---------- Records for the exercise

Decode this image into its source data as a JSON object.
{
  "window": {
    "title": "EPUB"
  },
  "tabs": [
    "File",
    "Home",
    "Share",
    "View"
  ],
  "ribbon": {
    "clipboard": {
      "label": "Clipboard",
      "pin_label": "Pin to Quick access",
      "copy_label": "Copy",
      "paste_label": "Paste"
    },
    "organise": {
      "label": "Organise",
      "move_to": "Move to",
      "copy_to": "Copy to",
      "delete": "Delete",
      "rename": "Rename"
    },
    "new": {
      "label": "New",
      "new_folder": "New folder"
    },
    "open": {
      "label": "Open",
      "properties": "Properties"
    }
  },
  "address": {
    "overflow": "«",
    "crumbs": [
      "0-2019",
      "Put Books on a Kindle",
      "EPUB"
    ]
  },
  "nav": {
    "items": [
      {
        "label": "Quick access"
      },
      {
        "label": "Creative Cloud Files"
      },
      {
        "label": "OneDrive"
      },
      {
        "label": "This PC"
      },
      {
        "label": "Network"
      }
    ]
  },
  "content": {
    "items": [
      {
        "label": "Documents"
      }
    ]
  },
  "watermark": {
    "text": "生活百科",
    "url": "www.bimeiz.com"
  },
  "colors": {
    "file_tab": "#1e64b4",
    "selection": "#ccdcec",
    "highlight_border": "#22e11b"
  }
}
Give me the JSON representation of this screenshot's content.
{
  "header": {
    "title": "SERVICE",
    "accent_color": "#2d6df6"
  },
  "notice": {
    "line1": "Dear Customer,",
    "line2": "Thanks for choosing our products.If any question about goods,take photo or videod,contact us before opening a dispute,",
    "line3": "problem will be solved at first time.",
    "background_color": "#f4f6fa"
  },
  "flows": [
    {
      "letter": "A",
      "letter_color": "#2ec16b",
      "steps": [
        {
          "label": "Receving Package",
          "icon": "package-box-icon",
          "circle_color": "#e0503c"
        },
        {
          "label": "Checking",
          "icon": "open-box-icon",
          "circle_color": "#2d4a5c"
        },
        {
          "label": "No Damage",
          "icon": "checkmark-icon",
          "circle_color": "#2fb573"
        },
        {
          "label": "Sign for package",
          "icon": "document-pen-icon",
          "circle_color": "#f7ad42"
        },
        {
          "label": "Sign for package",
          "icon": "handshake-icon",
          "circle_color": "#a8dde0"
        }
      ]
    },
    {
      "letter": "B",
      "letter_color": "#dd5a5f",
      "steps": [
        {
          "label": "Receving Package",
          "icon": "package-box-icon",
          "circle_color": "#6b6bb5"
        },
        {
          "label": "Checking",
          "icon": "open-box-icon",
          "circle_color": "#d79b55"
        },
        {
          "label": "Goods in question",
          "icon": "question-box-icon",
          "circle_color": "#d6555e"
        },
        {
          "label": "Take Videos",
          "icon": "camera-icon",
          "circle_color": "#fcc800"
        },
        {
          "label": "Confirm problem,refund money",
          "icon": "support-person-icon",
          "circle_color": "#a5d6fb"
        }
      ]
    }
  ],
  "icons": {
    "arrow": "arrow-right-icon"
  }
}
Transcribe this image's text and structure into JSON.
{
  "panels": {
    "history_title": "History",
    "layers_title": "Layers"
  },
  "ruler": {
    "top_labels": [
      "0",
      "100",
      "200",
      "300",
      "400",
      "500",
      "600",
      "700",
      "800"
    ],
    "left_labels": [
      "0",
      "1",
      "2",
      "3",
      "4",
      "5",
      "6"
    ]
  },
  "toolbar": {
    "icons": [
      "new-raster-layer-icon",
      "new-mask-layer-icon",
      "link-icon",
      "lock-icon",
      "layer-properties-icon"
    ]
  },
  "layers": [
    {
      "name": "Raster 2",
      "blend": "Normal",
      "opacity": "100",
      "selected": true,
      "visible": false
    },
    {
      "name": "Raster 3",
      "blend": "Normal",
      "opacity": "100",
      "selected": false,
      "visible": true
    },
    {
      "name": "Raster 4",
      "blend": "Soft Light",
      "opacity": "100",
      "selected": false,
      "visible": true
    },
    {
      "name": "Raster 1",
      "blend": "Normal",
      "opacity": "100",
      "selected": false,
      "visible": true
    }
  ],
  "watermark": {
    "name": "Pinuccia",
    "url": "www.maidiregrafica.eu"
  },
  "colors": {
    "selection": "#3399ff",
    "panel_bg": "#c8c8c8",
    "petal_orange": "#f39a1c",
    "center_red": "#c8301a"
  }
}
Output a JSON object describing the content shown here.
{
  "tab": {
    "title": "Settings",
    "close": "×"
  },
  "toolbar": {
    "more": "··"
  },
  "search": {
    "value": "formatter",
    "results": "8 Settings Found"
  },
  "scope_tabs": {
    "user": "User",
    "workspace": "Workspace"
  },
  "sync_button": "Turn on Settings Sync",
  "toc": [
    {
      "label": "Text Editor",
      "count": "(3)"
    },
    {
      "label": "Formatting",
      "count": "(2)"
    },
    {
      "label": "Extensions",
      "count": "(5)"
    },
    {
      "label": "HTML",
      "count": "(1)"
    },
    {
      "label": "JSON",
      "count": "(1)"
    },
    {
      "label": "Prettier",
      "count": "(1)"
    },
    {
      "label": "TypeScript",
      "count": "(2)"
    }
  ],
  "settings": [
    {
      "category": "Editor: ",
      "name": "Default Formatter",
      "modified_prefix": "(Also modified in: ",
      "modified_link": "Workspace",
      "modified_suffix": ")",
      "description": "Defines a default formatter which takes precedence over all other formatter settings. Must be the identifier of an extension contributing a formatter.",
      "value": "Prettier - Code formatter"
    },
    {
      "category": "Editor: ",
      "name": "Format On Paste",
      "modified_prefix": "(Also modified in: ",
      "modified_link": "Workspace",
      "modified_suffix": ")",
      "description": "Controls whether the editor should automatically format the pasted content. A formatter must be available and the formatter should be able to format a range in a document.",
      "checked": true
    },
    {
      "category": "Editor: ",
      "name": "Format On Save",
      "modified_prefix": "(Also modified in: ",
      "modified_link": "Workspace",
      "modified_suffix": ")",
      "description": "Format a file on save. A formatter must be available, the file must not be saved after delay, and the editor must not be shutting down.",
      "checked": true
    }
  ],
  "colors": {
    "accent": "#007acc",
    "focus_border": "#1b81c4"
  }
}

--------------------

**What is required**
Retype the entries one by one, exactly.

**Full solution**
Decode this image into its source data as a JSON object.
{
  "window": {
    "title": "EPUB"
  },
  "tabs": [
    "File",
    "Home",
    "Share",
    "View"
  ],
  "ribbon": {
    "clipboard": {
      "label": "Clipboard",
      "pin_label": "Pin to Quick access",
      "copy_label": "Copy",
      "paste_label": "Paste"
    },
    "organise": {
      "label": "Organise",
      "move_to": "Move to",
      "copy_to": "Copy to",
      "delete": "Delete",
      "rename": "Rename"
    },
    "new": {
      "label": "New",
      "new_folder": "New folder"
    },
    "open": {
      "label": "Open",
      "properties": "Properties"
    }
  },
  "address": {
    "overflow": "«",
    "crumbs": [
      "0-2019",
      "Put Books on a Kindle",
      "EPUB"
    ]
  },
  "nav": {
    "items": [
      {
        "label": "Quick access"
      },
      {
        "label": "Creative Cloud Files"
      },
      {
        "label": "OneDrive"
      },
      {
        "label": "This PC"
      },
      {
        "label": "Network"
      }
    ]
  },
  "content": {
    "items": [
      {
        "label": "Documents"
      }
    ]
  },
  "watermark": {
    "text": "生活百科",
    "url": "www.bimeiz.com"
  },
  "colors": {
    "file_tab": "#1e64b4",
    "selection": "#ccdcec",
    "highlight_border": "#22e11b"
  }
}
Give me the JSON representation of this screenshot's content.
{
  "header": {
    "title": "SERVICE",
    "accent_color": "#2d6df6"
  },
  "notice": {
    "line1": "Dear Customer,",
    "line2": "Thanks for choosing our products.If any question about goods,take photo or videod,contact us before opening a dispute,",
    "line3": "problem will be solved at first time.",
    "background_color": "#f4f6fa"
  },
  "flows": [
    {
      "letter": "A",
      "letter_color": "#2ec16b",
      "steps": [
        {
          "label": "Receving Package",
          "icon": "package-box-icon",
          "circle_color": "#e0503c"
        },
        {
          "label": "Checking",
          "icon": "open-box-icon",
          "circle_color": "#2d4a5c"
        },
        {
          "label": "No Damage",
          "icon": "checkmark-icon",
          "circle_color": "#2fb573"
        },
        {
          "label": "Sign for package",
          "icon": "document-pen-icon",
          "circle_color": "#f7ad42"
        },
        {
          "label": "Sign for package",
          "icon": "handshake-icon",
          "circle_color": "#a8dde0"
        }
      ]
    },
    {
      "letter": "B",
      "letter_color": "#dd5a5f",
      "steps": [
        {
          "label": "Receving Package",
          "icon": "package-box-icon",
          "circle_color": "#6b6bb5"
        },
        {
          "label": "Checking",
          "icon": "open-box-icon",
          "circle_color": "#d79b55"
        },
        {
          "label": "Goods in question",
          "icon": "question-box-icon",
          "circle_color": "#d6555e"
        },
        {
          "label": "Take Videos",
          "icon": "camera-icon",
          "circle_color": "#fcc800"
        },
        {
          "label": "Confirm problem,refund money",
          "icon": "support-person-icon",
          "circle_color": "#a5d6fb"
        }
      ]
    }
  ],
  "icons": {
    "arrow": "arrow-right-icon"
  }
}
Transcribe this image's text and structure into JSON.
{
  "panels": {
    "history_title": "History",
    "layers_title": "Layers"
  },
  "ruler": {
    "top_labels": [
      "0",
      "100",
      "200",
      "300",
      "400",
      "500",
      "600",
      "700",
      "800"
    ],
    "left_labels": [
      "0",
      "1",
      "2",
      "3",
      "4",
      "5",
      "6"
    ]
  },
  "toolbar": {
    "icons": [
      "new-raster-layer-icon",
      "new-mask-layer-icon",
      "link-icon",
      "lock-icon",
      "layer-properties-icon"
    ]
  },
  "layers": [
    {
      "name": "Raster 2",
      "blend": "Normal",
      "opacity": "100",
      "selected": true,
      "visible": false
    },
    {
      "name": "Raster 3",
      "blend": "Normal",
      "opacity": "100",
      "selected": false,
      "visible": true
    },
    {
      "name": "Raster 4",
      "blend": "Soft Light",
      "opacity": "100",
      "selected": false,
      "visible": true
    },
    {
      "name": "Raster 1",
      "blend": "Normal",
      "opacity": "100",
      "selected": false,
      "visible": true
    }
  ],
  "watermark": {
    "name": "Pinuccia",
    "url": "www.maidiregrafica.eu"
  },
  "colors": {
    "selection": "#3399ff",
    "panel_bg": "#c8c8c8",
    "petal_orange": "#f39a1c",
    "center_red": "#c8301a"
  }
}
Output a JSON object describing the content shown here.
{
  "tab": {
    "title": "Settings",
    "close": "×"
  },
  "toolbar": {
    "more": "··"
  },
  "search": {
    "value": "formatter",
    "results": "8 Settings Found"
  },
  "scope_tabs": {
    "user": "User",
    "workspace": "Workspace"
  },
  "sync_button": "Turn on Settings Sync",
  "toc": [
    {
      "label": "Text Editor",
      "count": "(3)"
    },
    {
      "label": "Formatting",
      "count": "(2)"
    },
    {
      "label": "Extensions",
      "count": "(5)"
    },
    {
      "label": "HTML",
      "count": "(1)"
    },
    {
      "label": "JSON",
      "count": "(1)"
    },
    {
      "label": "Prettier",
      "count": "(1)"
    },
    {
      "label": "TypeScript",
      "count": "(2)"
    }
  ],
  "settings": [
    {
      "category": "Editor: ",
      "name": "Default Formatter",
      "modified_prefix": "(Also modified in: ",
      "modified_link": "Workspace",
      "modified_suffix": ")",
      "description": "Defines a default formatter which takes precedence over all other formatter settings. Must be the identifier of an extension contributing a formatter.",
      "value": "Prettier - Code formatter"
    },
    {
      "category": "Editor: ",
      "name": "Format On Paste",
      "modified_prefix": "(Also modified in: ",
      "modified_link": "Workspace",
      "modified_suffix": ")",
      "description": "Controls whether the editor should automatically format the pasted content. A formatter must be available and the formatter should be able to format a range in a document.",
      "checked": true
    },
    {
      "category": "Editor: ",
      "name": "Format On Save",
      "modified_prefix": "(Also modified in: ",
      "modified_link": "Workspace",
      "modified_suffix": ")",
      "description": "Format a file on save. A formatter must be available, the file must not be saved after delay, and the editor must not be shutting down.",
      "checked": true
    }
  ],
  "colors": {
    "accent": "#007acc",
    "focus_border": "#1b81c4"
  }
}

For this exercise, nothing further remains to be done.